## STATED PROBLEM
Collect each line containing "sont".
---
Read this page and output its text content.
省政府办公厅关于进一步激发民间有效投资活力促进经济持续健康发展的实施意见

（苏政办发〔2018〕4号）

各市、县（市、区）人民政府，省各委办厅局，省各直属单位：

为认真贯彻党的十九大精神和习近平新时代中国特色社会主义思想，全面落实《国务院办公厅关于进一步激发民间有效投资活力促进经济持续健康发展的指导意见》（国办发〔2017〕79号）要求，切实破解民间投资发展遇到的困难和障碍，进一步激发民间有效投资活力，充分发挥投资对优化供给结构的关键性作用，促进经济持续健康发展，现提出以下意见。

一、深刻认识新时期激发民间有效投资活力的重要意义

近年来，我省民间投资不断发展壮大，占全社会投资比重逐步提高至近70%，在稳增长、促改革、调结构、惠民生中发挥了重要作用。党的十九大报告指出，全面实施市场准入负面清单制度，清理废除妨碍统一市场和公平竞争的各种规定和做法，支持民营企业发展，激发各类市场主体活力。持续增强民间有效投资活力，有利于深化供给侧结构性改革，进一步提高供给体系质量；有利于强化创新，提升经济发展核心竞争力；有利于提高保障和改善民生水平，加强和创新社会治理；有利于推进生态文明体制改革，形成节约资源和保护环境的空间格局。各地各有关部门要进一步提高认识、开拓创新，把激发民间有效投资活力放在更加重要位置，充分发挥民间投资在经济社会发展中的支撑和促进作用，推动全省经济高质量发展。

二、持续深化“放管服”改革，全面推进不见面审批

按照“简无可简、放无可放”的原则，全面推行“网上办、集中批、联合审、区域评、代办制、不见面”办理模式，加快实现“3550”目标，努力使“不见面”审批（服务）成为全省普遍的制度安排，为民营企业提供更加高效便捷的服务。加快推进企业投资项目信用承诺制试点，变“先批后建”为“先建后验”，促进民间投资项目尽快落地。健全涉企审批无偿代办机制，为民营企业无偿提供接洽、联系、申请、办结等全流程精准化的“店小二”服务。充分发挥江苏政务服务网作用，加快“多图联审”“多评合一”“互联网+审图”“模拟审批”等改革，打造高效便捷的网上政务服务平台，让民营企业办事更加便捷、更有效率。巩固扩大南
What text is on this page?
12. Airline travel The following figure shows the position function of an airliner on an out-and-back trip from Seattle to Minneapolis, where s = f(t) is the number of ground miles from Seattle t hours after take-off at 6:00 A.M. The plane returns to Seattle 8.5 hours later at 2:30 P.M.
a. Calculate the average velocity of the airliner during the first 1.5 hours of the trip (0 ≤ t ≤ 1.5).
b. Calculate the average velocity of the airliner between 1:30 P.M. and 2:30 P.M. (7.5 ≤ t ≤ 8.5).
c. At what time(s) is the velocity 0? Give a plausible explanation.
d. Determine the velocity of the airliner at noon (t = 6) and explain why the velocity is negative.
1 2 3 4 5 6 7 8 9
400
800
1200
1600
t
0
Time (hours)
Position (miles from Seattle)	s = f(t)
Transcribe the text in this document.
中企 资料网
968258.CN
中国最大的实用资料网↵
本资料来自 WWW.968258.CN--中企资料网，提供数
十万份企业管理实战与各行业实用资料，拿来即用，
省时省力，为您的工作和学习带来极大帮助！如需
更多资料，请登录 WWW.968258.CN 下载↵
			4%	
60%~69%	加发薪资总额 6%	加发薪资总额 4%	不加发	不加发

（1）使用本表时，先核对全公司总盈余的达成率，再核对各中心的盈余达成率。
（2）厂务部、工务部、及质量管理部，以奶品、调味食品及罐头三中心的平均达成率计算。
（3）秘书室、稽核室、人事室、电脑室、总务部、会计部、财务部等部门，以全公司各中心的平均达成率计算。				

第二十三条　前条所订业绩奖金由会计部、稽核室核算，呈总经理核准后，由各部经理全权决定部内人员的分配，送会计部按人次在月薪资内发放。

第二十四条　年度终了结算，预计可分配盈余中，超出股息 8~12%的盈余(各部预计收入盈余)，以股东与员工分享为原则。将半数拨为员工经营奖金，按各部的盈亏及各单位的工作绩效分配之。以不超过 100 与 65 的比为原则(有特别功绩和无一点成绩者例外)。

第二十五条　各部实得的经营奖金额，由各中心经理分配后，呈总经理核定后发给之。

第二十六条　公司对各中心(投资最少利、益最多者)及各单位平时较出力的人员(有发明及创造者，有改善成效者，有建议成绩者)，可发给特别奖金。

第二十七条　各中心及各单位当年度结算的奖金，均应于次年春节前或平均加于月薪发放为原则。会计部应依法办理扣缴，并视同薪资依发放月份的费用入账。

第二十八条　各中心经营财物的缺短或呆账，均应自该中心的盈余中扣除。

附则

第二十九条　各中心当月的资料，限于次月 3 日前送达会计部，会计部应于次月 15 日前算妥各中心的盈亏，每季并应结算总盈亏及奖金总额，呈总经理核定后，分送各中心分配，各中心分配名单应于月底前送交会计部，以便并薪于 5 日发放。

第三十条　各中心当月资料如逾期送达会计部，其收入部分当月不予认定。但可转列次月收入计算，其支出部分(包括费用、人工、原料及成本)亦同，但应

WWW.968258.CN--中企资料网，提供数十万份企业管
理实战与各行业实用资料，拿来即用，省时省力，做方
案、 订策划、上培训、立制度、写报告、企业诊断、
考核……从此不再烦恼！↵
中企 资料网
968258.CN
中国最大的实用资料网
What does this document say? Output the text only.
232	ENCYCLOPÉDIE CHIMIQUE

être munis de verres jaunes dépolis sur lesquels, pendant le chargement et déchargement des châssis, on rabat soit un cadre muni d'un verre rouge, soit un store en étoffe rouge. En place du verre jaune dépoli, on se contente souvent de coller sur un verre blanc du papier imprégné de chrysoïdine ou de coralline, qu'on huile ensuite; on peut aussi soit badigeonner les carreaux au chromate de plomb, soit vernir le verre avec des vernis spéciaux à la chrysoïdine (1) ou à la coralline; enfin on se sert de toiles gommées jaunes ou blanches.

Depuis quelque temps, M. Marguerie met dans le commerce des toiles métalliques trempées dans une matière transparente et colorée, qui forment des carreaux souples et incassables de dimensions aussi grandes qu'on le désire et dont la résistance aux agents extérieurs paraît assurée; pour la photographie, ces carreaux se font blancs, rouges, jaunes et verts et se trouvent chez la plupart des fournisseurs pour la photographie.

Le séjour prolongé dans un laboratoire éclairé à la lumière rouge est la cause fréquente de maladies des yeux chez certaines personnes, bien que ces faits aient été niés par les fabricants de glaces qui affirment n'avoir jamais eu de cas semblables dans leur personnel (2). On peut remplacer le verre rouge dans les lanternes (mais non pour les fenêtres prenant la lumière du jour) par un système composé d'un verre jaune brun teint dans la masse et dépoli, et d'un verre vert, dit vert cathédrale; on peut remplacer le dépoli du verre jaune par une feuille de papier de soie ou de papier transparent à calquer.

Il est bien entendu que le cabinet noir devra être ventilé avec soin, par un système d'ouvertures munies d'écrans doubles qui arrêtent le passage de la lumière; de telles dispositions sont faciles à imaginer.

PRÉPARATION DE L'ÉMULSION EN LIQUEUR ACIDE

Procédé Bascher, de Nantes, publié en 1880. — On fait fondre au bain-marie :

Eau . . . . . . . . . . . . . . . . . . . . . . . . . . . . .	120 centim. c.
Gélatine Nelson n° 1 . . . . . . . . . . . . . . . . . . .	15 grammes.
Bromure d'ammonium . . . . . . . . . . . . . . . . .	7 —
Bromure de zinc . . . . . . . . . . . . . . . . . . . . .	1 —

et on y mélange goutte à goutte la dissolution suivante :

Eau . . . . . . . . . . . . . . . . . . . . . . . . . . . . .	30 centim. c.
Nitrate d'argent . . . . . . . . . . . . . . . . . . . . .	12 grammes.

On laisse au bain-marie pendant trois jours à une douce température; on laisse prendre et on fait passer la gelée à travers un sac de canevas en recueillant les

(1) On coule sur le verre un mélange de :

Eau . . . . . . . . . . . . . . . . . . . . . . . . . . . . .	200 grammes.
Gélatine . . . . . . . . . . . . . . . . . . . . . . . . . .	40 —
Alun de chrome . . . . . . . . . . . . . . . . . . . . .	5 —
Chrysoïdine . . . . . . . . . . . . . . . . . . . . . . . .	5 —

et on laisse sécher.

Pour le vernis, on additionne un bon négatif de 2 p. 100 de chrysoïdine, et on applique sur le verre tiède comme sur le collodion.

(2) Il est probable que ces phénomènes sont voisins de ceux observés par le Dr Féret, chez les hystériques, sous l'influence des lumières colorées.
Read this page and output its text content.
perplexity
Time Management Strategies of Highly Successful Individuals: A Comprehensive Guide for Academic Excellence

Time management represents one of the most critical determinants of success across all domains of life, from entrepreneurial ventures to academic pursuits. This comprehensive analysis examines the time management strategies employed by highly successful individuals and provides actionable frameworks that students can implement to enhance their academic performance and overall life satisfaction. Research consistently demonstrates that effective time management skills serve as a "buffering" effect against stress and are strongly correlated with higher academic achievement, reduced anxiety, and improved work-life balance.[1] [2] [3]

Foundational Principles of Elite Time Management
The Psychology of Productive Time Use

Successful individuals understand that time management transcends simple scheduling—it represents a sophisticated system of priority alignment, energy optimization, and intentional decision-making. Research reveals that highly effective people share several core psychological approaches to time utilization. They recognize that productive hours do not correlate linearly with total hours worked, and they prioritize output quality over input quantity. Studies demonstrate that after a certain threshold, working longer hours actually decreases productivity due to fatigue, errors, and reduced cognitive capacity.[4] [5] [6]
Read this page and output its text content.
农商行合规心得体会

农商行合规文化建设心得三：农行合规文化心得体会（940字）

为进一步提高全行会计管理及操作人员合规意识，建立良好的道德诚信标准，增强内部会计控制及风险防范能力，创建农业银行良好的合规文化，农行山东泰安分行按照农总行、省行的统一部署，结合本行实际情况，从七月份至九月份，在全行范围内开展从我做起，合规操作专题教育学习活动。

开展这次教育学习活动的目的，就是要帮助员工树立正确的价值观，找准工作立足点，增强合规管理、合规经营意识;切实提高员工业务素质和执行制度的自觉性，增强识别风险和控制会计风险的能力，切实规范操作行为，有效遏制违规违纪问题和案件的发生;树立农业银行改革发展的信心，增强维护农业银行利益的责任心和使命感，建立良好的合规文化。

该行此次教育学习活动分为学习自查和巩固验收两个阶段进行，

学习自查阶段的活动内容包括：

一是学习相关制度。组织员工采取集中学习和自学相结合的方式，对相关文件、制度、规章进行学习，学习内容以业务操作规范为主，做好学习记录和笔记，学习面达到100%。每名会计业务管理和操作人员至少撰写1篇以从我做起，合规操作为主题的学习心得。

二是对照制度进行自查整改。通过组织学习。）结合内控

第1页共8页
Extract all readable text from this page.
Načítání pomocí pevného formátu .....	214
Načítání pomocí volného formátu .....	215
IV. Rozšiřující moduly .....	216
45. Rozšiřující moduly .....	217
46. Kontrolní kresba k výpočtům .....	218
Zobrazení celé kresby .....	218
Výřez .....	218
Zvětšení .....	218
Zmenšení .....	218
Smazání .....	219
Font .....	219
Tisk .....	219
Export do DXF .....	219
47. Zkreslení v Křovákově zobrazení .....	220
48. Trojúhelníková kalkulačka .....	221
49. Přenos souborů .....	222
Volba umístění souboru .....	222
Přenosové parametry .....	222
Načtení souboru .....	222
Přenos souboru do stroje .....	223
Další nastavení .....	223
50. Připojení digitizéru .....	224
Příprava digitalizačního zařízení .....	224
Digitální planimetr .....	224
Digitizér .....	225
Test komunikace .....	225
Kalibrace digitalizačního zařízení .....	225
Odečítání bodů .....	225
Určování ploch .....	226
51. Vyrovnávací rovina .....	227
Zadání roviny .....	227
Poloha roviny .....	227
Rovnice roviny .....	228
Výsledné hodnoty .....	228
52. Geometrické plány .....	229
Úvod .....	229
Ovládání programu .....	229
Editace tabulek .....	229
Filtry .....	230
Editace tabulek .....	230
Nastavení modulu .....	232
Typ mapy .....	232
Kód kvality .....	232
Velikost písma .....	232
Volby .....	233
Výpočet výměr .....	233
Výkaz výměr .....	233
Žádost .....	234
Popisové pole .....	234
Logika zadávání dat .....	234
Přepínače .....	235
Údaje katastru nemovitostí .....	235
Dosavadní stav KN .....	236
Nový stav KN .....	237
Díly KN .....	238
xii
---
## COMPLETED EXERCISE
Il est bien entendu que le cabinet noir devra être ventilé avec soin, par un système d'ouvertures munies d'écrans doubles qui arrêtent le passage de la lumière; de telles dispositions sont faciles à imaginer.
(2) Il est probable que ces phénomènes sont voisins de ceux observés par le Dr Féret, chez les hystériques, sous l'influence des lumières colorées.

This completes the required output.